やること. 次のエントリーを、「legend-swatch」をすべて「legend-marker」に置き換えて書き直してください。それ以外は一切変えないでください。

集めたデータ:
----------

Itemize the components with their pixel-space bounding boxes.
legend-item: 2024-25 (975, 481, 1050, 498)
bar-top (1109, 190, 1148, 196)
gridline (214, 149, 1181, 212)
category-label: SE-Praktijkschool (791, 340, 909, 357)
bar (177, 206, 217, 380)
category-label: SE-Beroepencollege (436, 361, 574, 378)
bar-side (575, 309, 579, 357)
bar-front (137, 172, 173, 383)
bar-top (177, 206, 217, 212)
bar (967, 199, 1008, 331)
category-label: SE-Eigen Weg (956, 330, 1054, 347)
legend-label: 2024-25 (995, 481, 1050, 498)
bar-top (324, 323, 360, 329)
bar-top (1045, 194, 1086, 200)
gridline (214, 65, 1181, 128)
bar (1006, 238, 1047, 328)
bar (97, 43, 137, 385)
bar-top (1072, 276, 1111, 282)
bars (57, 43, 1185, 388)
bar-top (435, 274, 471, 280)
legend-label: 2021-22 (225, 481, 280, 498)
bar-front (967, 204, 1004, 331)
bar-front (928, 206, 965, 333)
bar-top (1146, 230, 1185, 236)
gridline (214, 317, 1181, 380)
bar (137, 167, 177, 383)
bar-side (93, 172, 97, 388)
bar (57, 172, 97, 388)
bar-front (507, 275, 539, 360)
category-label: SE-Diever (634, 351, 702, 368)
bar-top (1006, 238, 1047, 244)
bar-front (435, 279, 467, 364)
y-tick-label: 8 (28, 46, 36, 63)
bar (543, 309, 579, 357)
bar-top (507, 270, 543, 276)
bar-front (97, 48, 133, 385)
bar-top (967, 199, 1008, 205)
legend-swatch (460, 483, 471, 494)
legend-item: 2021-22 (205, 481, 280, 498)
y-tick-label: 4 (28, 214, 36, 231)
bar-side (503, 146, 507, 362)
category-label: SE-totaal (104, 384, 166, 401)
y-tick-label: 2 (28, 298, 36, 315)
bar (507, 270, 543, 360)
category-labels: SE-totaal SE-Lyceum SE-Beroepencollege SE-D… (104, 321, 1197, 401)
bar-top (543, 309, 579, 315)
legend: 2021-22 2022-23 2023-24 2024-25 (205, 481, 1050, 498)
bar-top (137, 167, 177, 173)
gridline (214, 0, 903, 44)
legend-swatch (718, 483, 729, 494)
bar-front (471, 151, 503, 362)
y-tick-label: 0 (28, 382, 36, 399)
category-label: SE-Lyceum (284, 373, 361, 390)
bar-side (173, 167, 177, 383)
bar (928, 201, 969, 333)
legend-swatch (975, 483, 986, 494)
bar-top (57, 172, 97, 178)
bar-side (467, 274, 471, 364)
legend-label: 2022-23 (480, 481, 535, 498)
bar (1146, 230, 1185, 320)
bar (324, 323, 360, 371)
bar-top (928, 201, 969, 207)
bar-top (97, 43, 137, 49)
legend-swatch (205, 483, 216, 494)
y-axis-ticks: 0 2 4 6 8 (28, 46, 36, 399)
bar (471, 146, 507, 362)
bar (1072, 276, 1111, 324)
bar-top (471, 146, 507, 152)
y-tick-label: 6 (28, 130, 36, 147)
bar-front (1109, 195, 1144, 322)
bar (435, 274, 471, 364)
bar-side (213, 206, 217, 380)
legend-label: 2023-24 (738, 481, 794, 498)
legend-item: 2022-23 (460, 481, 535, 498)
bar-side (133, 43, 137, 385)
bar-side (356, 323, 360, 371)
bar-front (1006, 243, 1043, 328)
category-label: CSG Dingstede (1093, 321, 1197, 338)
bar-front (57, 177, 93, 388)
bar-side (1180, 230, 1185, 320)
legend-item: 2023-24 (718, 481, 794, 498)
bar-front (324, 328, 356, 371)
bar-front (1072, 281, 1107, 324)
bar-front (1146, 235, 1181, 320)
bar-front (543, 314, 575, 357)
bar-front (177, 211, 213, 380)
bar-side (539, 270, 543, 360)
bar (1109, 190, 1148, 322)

----------

出力結果.
Itemize the components with their pixel-space bounding boxes.
legend-item: 2024-25 (975, 481, 1050, 498)
bar-top (1109, 190, 1148, 196)
gridline (214, 149, 1181, 212)
category-label: SE-Praktijkschool (791, 340, 909, 357)
bar (177, 206, 217, 380)
category-label: SE-Beroepencollege (436, 361, 574, 378)
bar-side (575, 309, 579, 357)
bar-front (137, 172, 173, 383)
bar-top (177, 206, 217, 212)
bar (967, 199, 1008, 331)
category-label: SE-Eigen Weg (956, 330, 1054, 347)
legend-label: 2024-25 (995, 481, 1050, 498)
bar-top (324, 323, 360, 329)
bar-top (1045, 194, 1086, 200)
gridline (214, 65, 1181, 128)
bar (1006, 238, 1047, 328)
bar (97, 43, 137, 385)
bar-top (1072, 276, 1111, 282)
bars (57, 43, 1185, 388)
bar-top (435, 274, 471, 280)
legend-label: 2021-22 (225, 481, 280, 498)
bar-front (967, 204, 1004, 331)
bar-front (928, 206, 965, 333)
bar-top (1146, 230, 1185, 236)
gridline (214, 317, 1181, 380)
bar (137, 167, 177, 383)
bar-side (93, 172, 97, 388)
bar (57, 172, 97, 388)
bar-front (507, 275, 539, 360)
category-label: SE-Diever (634, 351, 702, 368)
bar-top (1006, 238, 1047, 244)
bar-front (435, 279, 467, 364)
y-tick-label: 8 (28, 46, 36, 63)
bar (543, 309, 579, 357)
bar-top (507, 270, 543, 276)
bar-front (97, 48, 133, 385)
bar-top (967, 199, 1008, 205)
legend-marker (460, 483, 471, 494)
legend-item: 2021-22 (205, 481, 280, 498)
y-tick-label: 4 (28, 214, 36, 231)
bar-side (503, 146, 507, 362)
category-label: SE-totaal (104, 384, 166, 401)
y-tick-label: 2 (28, 298, 36, 315)
bar (507, 270, 543, 360)
category-labels: SE-totaal SE-Lyceum SE-Beroepencollege SE-D… (104, 321, 1197, 401)
bar-top (543, 309, 579, 315)
legend: 2021-22 2022-23 2023-24 2024-25 (205, 481, 1050, 498)
bar-top (137, 167, 177, 173)
gridline (214, 0, 903, 44)
legend-marker (718, 483, 729, 494)
bar-front (471, 151, 503, 362)
y-tick-label: 0 (28, 382, 36, 399)
category-label: SE-Lyceum (284, 373, 361, 390)
bar-side (173, 167, 177, 383)
bar (928, 201, 969, 333)
legend-marker (975, 483, 986, 494)
bar-top (57, 172, 97, 178)
bar-side (467, 274, 471, 364)
legend-label: 2022-23 (480, 481, 535, 498)
bar (1146, 230, 1185, 320)
bar (324, 323, 360, 371)
bar-top (928, 201, 969, 207)
bar-top (97, 43, 137, 49)
legend-marker (205, 483, 216, 494)
y-axis-ticks: 0 2 4 6 8 (28, 46, 36, 399)
bar (471, 146, 507, 362)
bar (1072, 276, 1111, 324)
bar-top (471, 146, 507, 152)
y-tick-label: 6 (28, 130, 36, 147)
bar-front (1109, 195, 1144, 322)
bar (435, 274, 471, 364)
bar-side (213, 206, 217, 380)
legend-label: 2023-24 (738, 481, 794, 498)
legend-item: 2022-23 (460, 481, 535, 498)
bar-side (133, 43, 137, 385)
bar-side (356, 323, 360, 371)
bar-front (1006, 243, 1043, 328)
category-label: CSG Dingstede (1093, 321, 1197, 338)
bar-front (57, 177, 93, 388)
bar-side (1180, 230, 1185, 320)
legend-item: 2023-24 (718, 481, 794, 498)
bar-front (324, 328, 356, 371)
bar-front (1072, 281, 1107, 324)
bar-front (1146, 235, 1181, 320)
bar-front (543, 314, 575, 357)
bar-front (177, 211, 213, 380)
bar-side (539, 270, 543, 360)
bar (1109, 190, 1148, 322)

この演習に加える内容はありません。